**The exercise**
Print the lines from the first line through the line containing "body-line: 报警阀调试; [172,542,279,566]", both ends included, reproducing each one character for character.

--- Start of Provided entries ---

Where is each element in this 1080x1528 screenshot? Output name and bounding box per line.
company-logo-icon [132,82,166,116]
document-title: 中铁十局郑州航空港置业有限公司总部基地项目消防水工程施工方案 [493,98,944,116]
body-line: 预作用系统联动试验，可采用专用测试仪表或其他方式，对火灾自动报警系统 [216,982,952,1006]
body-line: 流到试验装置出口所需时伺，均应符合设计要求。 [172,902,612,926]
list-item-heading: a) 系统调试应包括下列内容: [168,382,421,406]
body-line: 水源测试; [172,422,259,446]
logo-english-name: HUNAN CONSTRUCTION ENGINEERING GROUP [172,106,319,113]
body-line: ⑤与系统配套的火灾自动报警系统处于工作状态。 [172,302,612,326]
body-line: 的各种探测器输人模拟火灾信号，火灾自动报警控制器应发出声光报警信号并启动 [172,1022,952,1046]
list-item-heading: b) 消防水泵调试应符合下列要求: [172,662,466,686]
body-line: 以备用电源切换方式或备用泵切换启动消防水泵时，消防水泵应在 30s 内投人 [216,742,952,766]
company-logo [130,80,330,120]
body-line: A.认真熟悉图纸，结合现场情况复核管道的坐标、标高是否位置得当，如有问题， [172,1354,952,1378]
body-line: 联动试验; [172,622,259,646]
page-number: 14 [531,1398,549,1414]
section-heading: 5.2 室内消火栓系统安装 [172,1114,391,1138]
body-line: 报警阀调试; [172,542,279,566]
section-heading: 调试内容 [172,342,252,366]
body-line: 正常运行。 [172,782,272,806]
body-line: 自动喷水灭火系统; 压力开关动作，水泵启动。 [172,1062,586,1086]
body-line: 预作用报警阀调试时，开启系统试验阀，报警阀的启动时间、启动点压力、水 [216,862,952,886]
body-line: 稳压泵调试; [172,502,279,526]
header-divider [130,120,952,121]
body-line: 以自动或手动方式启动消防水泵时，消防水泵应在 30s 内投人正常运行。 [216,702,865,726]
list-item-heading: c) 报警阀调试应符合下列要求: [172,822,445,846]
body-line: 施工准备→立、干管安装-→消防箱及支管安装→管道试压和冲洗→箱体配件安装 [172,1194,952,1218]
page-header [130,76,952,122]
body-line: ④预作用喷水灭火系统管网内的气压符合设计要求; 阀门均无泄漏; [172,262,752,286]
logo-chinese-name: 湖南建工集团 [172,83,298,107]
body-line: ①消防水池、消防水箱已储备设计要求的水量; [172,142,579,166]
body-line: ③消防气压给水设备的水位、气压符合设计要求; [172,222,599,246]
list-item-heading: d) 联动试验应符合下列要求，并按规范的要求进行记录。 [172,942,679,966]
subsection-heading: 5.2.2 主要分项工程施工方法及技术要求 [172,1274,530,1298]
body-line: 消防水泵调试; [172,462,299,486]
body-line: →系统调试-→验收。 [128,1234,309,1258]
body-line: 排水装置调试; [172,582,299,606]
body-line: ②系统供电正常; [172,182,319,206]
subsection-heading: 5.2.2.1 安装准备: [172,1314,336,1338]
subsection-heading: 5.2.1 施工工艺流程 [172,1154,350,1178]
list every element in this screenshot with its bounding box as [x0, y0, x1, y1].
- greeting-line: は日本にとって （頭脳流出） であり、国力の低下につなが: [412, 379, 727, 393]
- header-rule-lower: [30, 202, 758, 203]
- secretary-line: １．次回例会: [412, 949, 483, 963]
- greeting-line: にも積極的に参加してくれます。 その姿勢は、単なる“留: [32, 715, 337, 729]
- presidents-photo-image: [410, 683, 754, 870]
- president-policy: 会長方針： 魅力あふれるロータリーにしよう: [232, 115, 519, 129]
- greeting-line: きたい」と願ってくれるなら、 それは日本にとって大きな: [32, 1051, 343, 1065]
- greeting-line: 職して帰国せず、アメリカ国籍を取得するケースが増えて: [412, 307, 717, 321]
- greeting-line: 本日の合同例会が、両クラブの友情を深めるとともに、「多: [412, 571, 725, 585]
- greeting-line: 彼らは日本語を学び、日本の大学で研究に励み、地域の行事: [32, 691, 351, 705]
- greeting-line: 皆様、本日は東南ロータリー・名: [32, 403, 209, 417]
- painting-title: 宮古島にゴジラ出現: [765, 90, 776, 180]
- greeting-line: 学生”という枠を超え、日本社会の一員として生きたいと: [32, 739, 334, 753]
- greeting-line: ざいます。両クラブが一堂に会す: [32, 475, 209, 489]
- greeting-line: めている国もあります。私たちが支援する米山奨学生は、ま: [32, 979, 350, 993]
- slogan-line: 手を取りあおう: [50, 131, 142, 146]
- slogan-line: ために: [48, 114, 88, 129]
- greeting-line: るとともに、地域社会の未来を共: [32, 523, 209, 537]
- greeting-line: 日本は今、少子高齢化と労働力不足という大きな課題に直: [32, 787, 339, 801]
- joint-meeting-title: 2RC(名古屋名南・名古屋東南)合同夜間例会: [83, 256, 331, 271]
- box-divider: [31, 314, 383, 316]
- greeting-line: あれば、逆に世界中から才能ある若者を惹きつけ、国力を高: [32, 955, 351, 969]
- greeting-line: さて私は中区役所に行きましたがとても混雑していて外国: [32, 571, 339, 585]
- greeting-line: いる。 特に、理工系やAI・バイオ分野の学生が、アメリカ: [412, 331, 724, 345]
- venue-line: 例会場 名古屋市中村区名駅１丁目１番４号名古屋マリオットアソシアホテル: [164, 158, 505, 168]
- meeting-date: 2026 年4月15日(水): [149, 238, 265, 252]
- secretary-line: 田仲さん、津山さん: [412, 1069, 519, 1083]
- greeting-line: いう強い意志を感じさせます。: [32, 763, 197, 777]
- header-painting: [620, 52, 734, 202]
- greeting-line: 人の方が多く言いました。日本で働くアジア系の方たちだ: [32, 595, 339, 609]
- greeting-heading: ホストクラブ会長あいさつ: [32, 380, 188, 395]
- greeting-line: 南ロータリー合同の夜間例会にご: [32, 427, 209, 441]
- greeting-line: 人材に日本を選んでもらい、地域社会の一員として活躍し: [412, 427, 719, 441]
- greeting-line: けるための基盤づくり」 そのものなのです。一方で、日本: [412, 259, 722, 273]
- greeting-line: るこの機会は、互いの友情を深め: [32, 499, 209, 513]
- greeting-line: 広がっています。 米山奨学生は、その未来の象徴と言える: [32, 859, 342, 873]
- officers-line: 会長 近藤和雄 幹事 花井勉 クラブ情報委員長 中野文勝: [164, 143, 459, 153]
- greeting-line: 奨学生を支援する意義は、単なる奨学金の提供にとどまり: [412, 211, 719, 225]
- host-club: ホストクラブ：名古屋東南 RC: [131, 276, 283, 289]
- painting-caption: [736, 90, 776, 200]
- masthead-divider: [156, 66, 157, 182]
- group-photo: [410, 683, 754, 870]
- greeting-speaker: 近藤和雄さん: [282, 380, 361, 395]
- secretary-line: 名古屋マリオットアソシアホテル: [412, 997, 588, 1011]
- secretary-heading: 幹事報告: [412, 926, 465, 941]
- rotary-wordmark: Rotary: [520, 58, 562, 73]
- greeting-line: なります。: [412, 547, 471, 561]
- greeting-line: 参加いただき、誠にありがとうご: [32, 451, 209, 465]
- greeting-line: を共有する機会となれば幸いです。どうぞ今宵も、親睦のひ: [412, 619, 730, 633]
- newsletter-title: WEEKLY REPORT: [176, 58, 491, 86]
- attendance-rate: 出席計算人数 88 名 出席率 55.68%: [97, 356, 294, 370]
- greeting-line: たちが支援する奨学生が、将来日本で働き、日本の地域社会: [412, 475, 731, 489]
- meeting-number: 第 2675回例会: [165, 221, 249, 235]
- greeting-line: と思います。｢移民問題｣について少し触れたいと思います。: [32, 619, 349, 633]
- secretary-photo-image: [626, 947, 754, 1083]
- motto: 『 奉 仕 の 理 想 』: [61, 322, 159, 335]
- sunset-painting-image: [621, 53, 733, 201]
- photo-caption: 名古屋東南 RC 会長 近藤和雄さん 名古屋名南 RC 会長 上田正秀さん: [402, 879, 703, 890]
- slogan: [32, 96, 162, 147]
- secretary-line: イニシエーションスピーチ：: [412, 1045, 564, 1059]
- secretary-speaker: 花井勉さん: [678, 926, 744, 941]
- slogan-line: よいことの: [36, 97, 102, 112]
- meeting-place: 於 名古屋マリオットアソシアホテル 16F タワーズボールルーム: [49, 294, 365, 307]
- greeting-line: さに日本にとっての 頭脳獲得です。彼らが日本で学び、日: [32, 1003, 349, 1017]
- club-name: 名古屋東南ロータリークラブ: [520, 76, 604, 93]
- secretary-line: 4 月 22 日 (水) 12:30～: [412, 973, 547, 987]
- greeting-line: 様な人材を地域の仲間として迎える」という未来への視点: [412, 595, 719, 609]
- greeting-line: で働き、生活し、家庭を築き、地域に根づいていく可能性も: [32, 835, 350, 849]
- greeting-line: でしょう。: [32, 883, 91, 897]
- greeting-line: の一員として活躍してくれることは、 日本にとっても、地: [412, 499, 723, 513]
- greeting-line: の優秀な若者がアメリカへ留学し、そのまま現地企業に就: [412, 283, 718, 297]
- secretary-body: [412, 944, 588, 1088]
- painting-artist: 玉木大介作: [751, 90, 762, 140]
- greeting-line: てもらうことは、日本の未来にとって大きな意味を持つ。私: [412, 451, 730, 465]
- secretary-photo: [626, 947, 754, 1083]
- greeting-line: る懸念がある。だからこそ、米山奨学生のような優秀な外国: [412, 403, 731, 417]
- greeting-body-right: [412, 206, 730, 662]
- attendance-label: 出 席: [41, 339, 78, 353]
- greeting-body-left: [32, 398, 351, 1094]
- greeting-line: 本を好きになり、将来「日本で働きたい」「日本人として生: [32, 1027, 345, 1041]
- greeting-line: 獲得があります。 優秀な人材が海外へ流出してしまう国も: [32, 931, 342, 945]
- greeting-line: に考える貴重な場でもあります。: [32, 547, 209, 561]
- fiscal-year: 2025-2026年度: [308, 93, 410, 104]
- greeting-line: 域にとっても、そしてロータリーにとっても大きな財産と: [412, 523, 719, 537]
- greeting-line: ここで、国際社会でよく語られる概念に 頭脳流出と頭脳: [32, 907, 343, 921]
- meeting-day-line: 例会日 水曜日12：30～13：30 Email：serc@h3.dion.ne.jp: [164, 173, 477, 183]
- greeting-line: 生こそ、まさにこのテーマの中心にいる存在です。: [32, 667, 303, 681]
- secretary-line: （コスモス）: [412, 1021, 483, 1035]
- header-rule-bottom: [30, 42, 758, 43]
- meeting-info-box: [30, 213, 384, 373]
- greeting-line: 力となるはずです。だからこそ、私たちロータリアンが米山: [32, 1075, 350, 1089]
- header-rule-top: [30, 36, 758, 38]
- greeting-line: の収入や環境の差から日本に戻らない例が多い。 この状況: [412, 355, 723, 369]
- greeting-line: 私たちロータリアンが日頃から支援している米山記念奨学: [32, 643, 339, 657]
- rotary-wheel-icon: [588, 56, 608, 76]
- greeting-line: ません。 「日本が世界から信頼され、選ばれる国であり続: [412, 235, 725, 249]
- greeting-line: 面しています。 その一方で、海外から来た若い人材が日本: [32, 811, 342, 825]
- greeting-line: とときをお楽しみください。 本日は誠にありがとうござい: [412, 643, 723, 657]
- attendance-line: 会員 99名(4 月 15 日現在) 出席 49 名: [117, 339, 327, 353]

--- End of Provided entries ---

**Solved exercise**
Where is each element in this 1080x1528 screenshot? Output name and bounding box per line.
company-logo-icon [132,82,166,116]
document-title: 中铁十局郑州航空港置业有限公司总部基地项目消防水工程施工方案 [493,98,944,116]
body-line: 预作用系统联动试验，可采用专用测试仪表或其他方式，对火灾自动报警系统 [216,982,952,1006]
body-line: 流到试验装置出口所需时伺，均应符合设计要求。 [172,902,612,926]
list-item-heading: a) 系统调试应包括下列内容: [168,382,421,406]
body-line: 水源测试; [172,422,259,446]
logo-english-name: HUNAN CONSTRUCTION ENGINEERING GROUP [172,106,319,113]
body-line: ⑤与系统配套的火灾自动报警系统处于工作状态。 [172,302,612,326]
body-line: 的各种探测器输人模拟火灾信号，火灾自动报警控制器应发出声光报警信号并启动 [172,1022,952,1046]
list-item-heading: b) 消防水泵调试应符合下列要求: [172,662,466,686]
body-line: 以备用电源切换方式或备用泵切换启动消防水泵时，消防水泵应在 30s 内投人 [216,742,952,766]
company-logo [130,80,330,120]
body-line: A.认真熟悉图纸，结合现场情况复核管道的坐标、标高是否位置得当，如有问题， [172,1354,952,1378]
body-line: 联动试验; [172,622,259,646]
page-number: 14 [531,1398,549,1414]
section-heading: 5.2 室内消火栓系统安装 [172,1114,391,1138]
body-line: 报警阀调试; [172,542,279,566]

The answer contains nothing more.